--- start DATA SHOWN ---

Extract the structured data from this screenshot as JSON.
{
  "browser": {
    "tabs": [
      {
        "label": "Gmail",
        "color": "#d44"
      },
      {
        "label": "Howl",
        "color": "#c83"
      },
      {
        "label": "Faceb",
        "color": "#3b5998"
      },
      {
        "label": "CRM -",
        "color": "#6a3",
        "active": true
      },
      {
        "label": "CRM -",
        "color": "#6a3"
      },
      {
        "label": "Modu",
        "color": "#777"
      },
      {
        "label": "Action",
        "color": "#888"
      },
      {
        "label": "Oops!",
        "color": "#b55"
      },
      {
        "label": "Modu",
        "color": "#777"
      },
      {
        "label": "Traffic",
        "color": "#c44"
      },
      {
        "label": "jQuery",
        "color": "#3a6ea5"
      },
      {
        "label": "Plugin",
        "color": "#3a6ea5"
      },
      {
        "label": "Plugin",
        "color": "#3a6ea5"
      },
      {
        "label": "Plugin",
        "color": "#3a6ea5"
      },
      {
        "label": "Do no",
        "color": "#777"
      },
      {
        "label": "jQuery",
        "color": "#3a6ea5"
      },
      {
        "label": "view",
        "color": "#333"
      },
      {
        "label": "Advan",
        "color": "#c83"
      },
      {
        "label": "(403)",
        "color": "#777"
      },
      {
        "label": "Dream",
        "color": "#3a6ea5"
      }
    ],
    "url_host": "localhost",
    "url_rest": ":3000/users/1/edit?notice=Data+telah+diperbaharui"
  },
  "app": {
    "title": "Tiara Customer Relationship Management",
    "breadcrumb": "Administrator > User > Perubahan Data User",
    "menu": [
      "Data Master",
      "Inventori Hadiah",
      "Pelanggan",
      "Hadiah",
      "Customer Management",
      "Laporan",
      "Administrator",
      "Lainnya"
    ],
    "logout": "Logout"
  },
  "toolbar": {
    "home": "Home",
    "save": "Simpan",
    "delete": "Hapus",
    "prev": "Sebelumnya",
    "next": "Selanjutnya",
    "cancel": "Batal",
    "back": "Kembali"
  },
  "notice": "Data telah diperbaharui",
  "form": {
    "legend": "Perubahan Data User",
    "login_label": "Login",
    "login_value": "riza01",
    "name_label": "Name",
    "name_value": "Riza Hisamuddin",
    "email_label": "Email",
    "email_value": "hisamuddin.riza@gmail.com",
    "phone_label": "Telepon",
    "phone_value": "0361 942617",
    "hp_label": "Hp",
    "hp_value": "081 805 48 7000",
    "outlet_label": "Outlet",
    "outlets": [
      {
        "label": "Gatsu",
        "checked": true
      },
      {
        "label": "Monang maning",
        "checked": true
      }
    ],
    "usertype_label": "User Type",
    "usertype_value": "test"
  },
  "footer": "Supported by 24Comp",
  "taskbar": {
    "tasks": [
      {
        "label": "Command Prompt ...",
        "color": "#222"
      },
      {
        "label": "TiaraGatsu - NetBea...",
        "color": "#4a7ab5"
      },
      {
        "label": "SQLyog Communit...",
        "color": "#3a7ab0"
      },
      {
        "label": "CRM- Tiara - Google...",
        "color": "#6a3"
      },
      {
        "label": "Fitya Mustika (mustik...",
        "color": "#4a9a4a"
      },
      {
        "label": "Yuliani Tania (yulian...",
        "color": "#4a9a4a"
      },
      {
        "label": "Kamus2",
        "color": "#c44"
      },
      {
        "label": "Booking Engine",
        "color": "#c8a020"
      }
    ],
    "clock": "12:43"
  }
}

--- end DATA SHOWN ---

#### [WHAT IS REQUIRED]
Transcribe the material above word for word.

#### [WRITTEN RESPONSE]
Extract the structured data from this screenshot as JSON.
{
  "browser": {
    "tabs": [
      {
        "label": "Gmail",
        "color": "#d44"
      },
      {
        "label": "Howl",
        "color": "#c83"
      },
      {
        "label": "Faceb",
        "color": "#3b5998"
      },
      {
        "label": "CRM -",
        "color": "#6a3",
        "active": true
      },
      {
        "label": "CRM -",
        "color": "#6a3"
      },
      {
        "label": "Modu",
        "color": "#777"
      },
      {
        "label": "Action",
        "color": "#888"
      },
      {
        "label": "Oops!",
        "color": "#b55"
      },
      {
        "label": "Modu",
        "color": "#777"
      },
      {
        "label": "Traffic",
        "color": "#c44"
      },
      {
        "label": "jQuery",
        "color": "#3a6ea5"
      },
      {
        "label": "Plugin",
        "color": "#3a6ea5"
      },
      {
        "label": "Plugin",
        "color": "#3a6ea5"
      },
      {
        "label": "Plugin",
        "color": "#3a6ea5"
      },
      {
        "label": "Do no",
        "color": "#777"
      },
      {
        "label": "jQuery",
        "color": "#3a6ea5"
      },
      {
        "label": "view",
        "color": "#333"
      },
      {
        "label": "Advan",
        "color": "#c83"
      },
      {
        "label": "(403)",
        "color": "#777"
      },
      {
        "label": "Dream",
        "color": "#3a6ea5"
      }
    ],
    "url_host": "localhost",
    "url_rest": ":3000/users/1/edit?notice=Data+telah+diperbaharui"
  },
  "app": {
    "title": "Tiara Customer Relationship Management",
    "breadcrumb": "Administrator > User > Perubahan Data User",
    "menu": [
      "Data Master",
      "Inventori Hadiah",
      "Pelanggan",
      "Hadiah",
      "Customer Management",
      "Laporan",
      "Administrator",
      "Lainnya"
    ],
    "logout": "Logout"
  },
  "toolbar": {
    "home": "Home",
    "save": "Simpan",
    "delete": "Hapus",
    "prev": "Sebelumnya",
    "next": "Selanjutnya",
    "cancel": "Batal",
    "back": "Kembali"
  },
  "notice": "Data telah diperbaharui",
  "form": {
    "legend": "Perubahan Data User",
    "login_label": "Login",
    "login_value": "riza01",
    "name_label": "Name",
    "name_value": "Riza Hisamuddin",
    "email_label": "Email",
    "email_value": "hisamuddin.riza@gmail.com",
    "phone_label": "Telepon",
    "phone_value": "0361 942617",
    "hp_label": "Hp",
    "hp_value": "081 805 48 7000",
    "outlet_label": "Outlet",
    "outlets": [
      {
        "label": "Gatsu",
        "checked": true
      },
      {
        "label": "Monang maning",
        "checked": true
      }
    ],
    "usertype_label": "User Type",
    "usertype_value": "test"
  },
  "footer": "Supported by 24Comp",
  "taskbar": {
    "tasks": [
      {
        "label": "Command Prompt ...",
        "color": "#222"
      },
      {
        "label": "TiaraGatsu - NetBea...",
        "color": "#4a7ab5"
      },
      {
        "label": "SQLyog Communit...",
        "color": "#3a7ab0"
      },
      {
        "label": "CRM- Tiara - Google...",
        "color": "#6a3"
      },
      {
        "label": "Fitya Mustika (mustik...",
        "color": "#4a9a4a"
      },
      {
        "label": "Yuliani Tania (yulian...",
        "color": "#4a9a4a"
      },
      {
        "label": "Kamus2",
        "color": "#c44"
      },
      {
        "label": "Booking Engine",
        "color": "#c8a020"
      }
    ],
    "clock": "12:43"
  }
}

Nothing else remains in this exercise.